- [Task] Each line containing the word "name" must be reported.

- [Supplied information]
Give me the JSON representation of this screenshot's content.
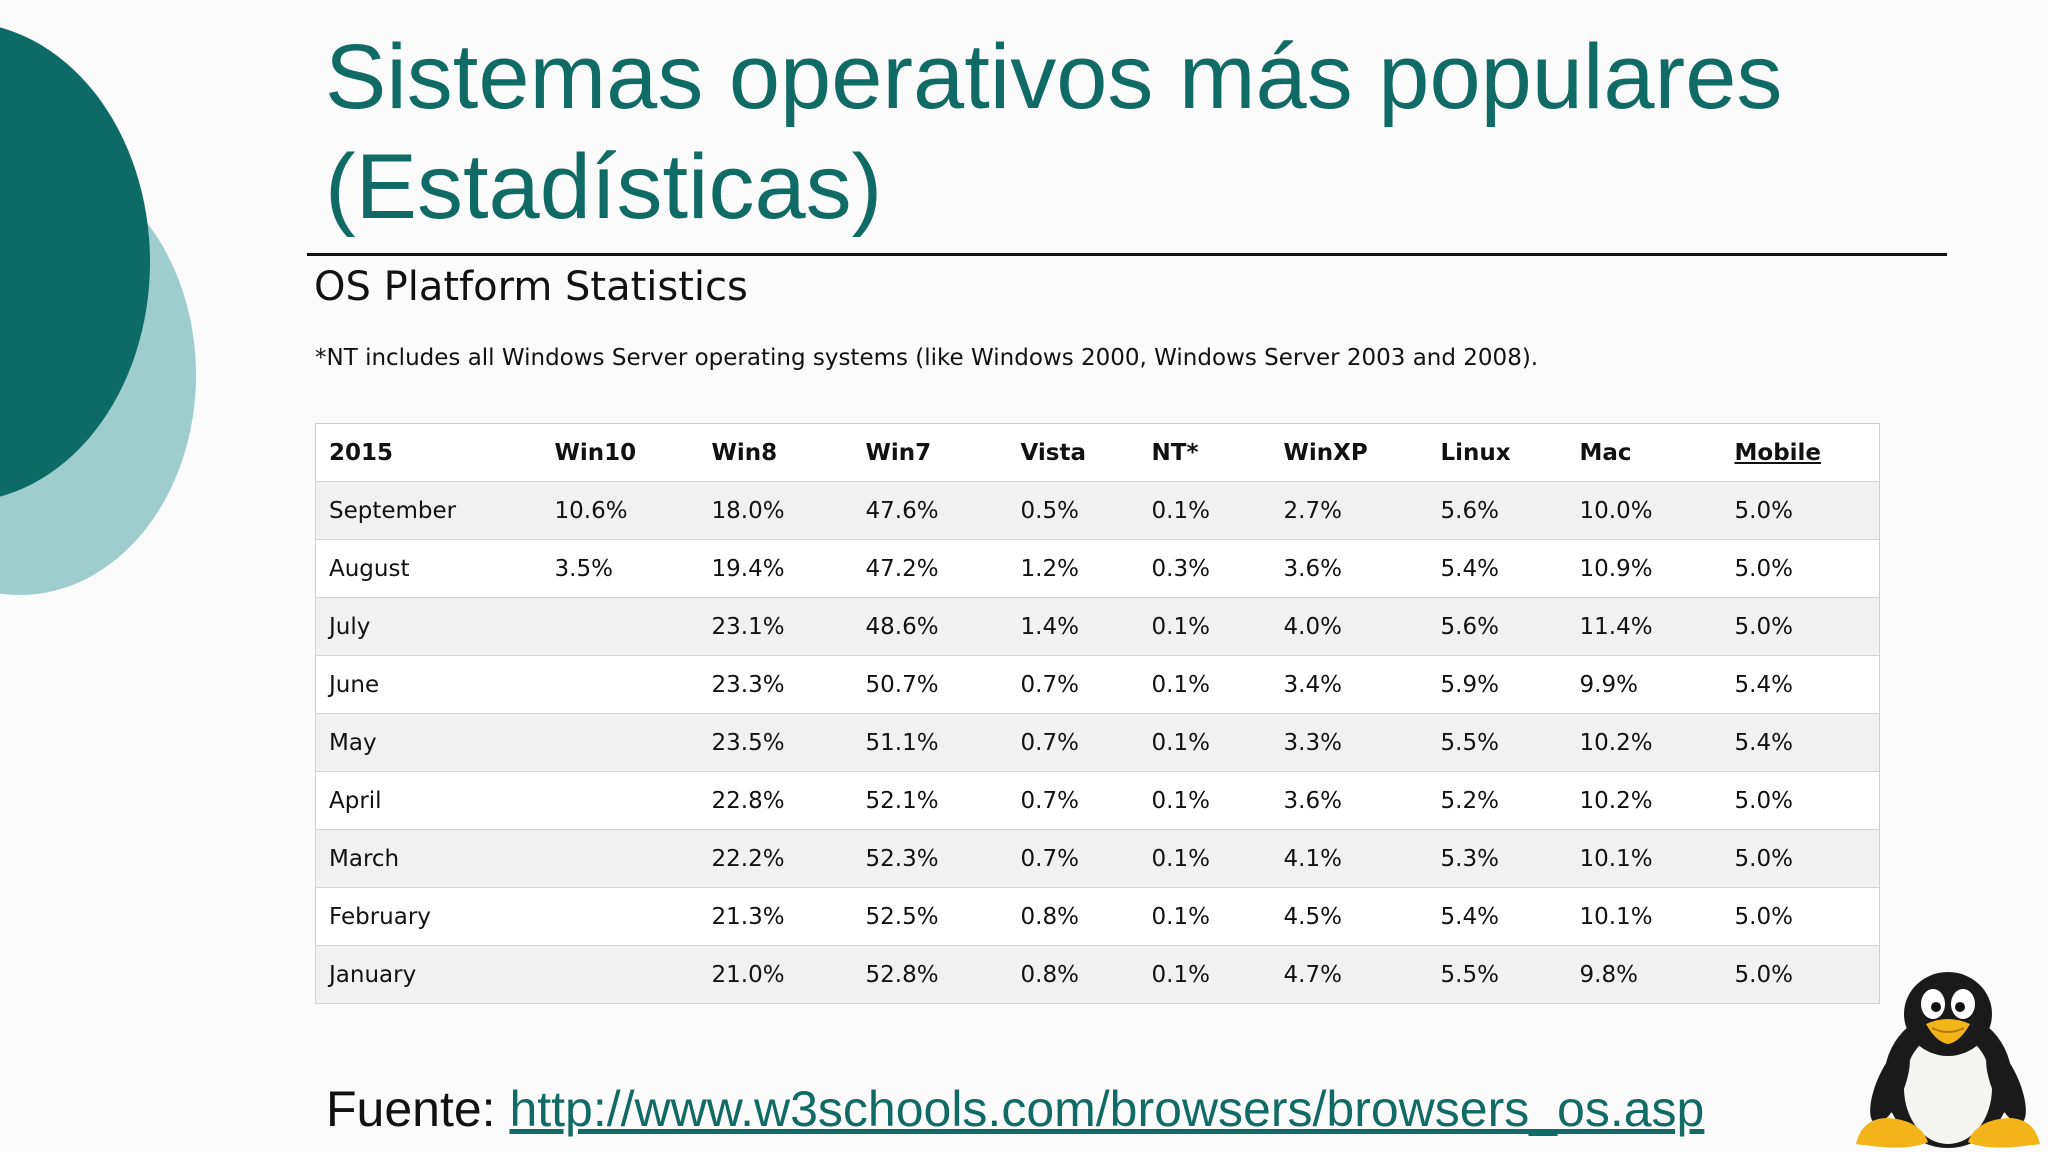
{
  "slide": {
    "title_line1": "Sistemas operativos más populares",
    "title_line2": "(Estadísticas)"
  },
  "page": {
    "heading": "OS Platform Statistics",
    "note": "*NT includes all Windows Server operating systems (like Windows 2000, Windows Server 2003 and 2008)."
  },
  "table": {
    "headers": [
      "2015",
      "Win10",
      "Win8",
      "Win7",
      "Vista",
      "NT*",
      "WinXP",
      "Linux",
      "Mac",
      "Mobile"
    ],
    "rows": [
      [
        "September",
        "10.6%",
        "18.0%",
        "47.6%",
        "0.5%",
        "0.1%",
        "2.7%",
        "5.6%",
        "10.0%",
        "5.0%"
      ],
      [
        "August",
        "3.5%",
        "19.4%",
        "47.2%",
        "1.2%",
        "0.3%",
        "3.6%",
        "5.4%",
        "10.9%",
        "5.0%"
      ],
      [
        "July",
        "",
        "23.1%",
        "48.6%",
        "1.4%",
        "0.1%",
        "4.0%",
        "5.6%",
        "11.4%",
        "5.0%"
      ],
      [
        "June",
        "",
        "23.3%",
        "50.7%",
        "0.7%",
        "0.1%",
        "3.4%",
        "5.9%",
        "9.9%",
        "5.4%"
      ],
      [
        "May",
        "",
        "23.5%",
        "51.1%",
        "0.7%",
        "0.1%",
        "3.3%",
        "5.5%",
        "10.2%",
        "5.4%"
      ],
      [
        "April",
        "",
        "22.8%",
        "52.1%",
        "0.7%",
        "0.1%",
        "3.6%",
        "5.2%",
        "10.2%",
        "5.0%"
      ],
      [
        "March",
        "",
        "22.2%",
        "52.3%",
        "0.7%",
        "0.1%",
        "4.1%",
        "5.3%",
        "10.1%",
        "5.0%"
      ],
      [
        "February",
        "",
        "21.3%",
        "52.5%",
        "0.8%",
        "0.1%",
        "4.5%",
        "5.4%",
        "10.1%",
        "5.0%"
      ],
      [
        "January",
        "",
        "21.0%",
        "52.8%",
        "0.8%",
        "0.1%",
        "4.7%",
        "5.5%",
        "9.8%",
        "5.0%"
      ]
    ]
  },
  "source": {
    "label": "Fuente: ",
    "link_text": "http://www.w3schools.com/browsers/browsers_os.asp"
  },
  "colors": {
    "accent": "#0f6b63",
    "accent_light": "#9dcdcd",
    "background": "#fbfbfb"
  },
  "icons": {
    "decoration": "teal-circles-decoration",
    "mascot": "linux-penguin-icon"
  }
}
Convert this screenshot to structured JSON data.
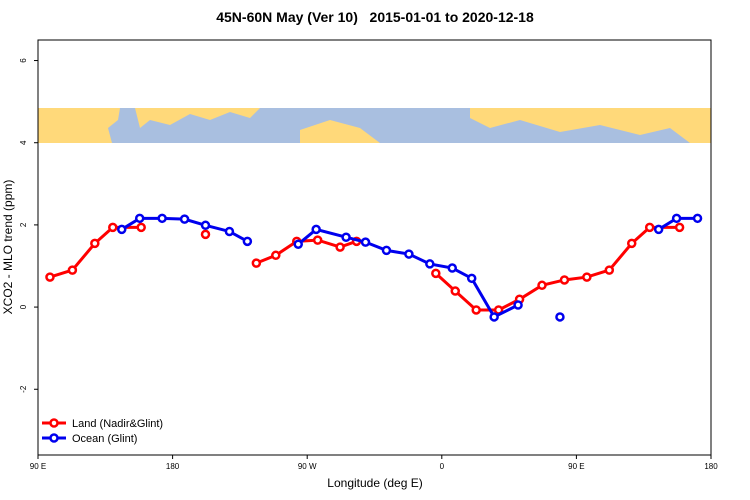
{
  "chart_data": {
    "type": "line",
    "title": "45N-60N May (Ver 10)   2015-01-01 to 2020-12-18",
    "x_label": "Longitude (deg E)",
    "y_label": "XCO2 - MLO trend (ppm)",
    "xlim": [
      90,
      540
    ],
    "ylim": [
      -3.6,
      6.5
    ],
    "xticks": [
      {
        "value": 90,
        "label": "90 E"
      },
      {
        "value": 180,
        "label": "180"
      },
      {
        "value": 270,
        "label": "90 W"
      },
      {
        "value": 360,
        "label": "0"
      },
      {
        "value": 450,
        "label": "90 E"
      },
      {
        "value": 540,
        "label": "180"
      }
    ],
    "yticks": [
      -2,
      0,
      2,
      4,
      6
    ],
    "legend": "bottom-left",
    "series": [
      {
        "name": "Land (Nadir&Glint)",
        "color": "#ff0000",
        "x": [
          98,
          113,
          128,
          140,
          159,
          180,
          202,
          220,
          236,
          249,
          263,
          277,
          292,
          303,
          330,
          356,
          369,
          383,
          398,
          412,
          427,
          442,
          457,
          472,
          487,
          499,
          519
        ],
        "values": [
          0.73,
          0.9,
          1.55,
          1.94,
          1.94,
          null,
          1.77,
          null,
          1.07,
          1.26,
          1.6,
          1.63,
          1.46,
          1.6,
          null,
          0.82,
          0.39,
          -0.07,
          -0.07,
          0.19,
          0.53,
          0.66,
          0.73,
          0.9,
          1.55,
          1.94,
          1.94
        ]
      },
      {
        "name": "Ocean (Glint)",
        "color": "#0000ee",
        "x": [
          146,
          158,
          173,
          188,
          202,
          218,
          230,
          248,
          264,
          276,
          296,
          309,
          323,
          338,
          352,
          367,
          380,
          395,
          411,
          425,
          439,
          470,
          505,
          517,
          531
        ],
        "values": [
          1.89,
          2.16,
          2.16,
          2.14,
          1.99,
          1.84,
          1.6,
          null,
          1.53,
          1.89,
          1.7,
          1.58,
          1.38,
          1.29,
          1.05,
          0.95,
          0.7,
          -0.24,
          0.05,
          null,
          -0.24,
          null,
          1.89,
          2.16,
          2.16
        ]
      }
    ]
  }
}
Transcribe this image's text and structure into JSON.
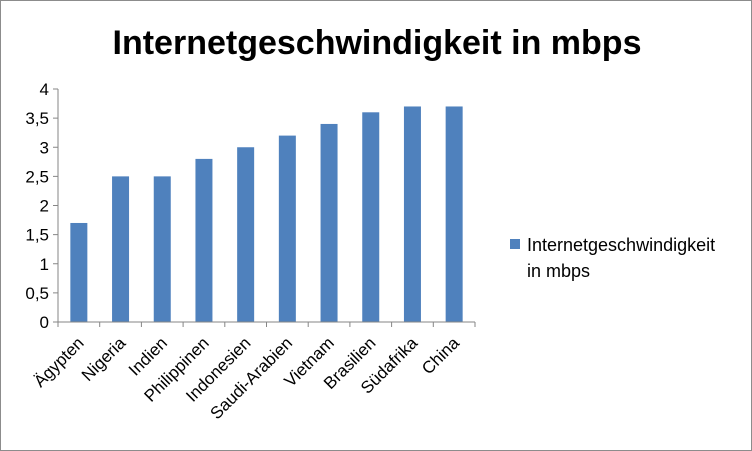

- [Solution for this problem]
        "name": "Land (Nadir&Glint)",
        "name": "Ocean (Glint)",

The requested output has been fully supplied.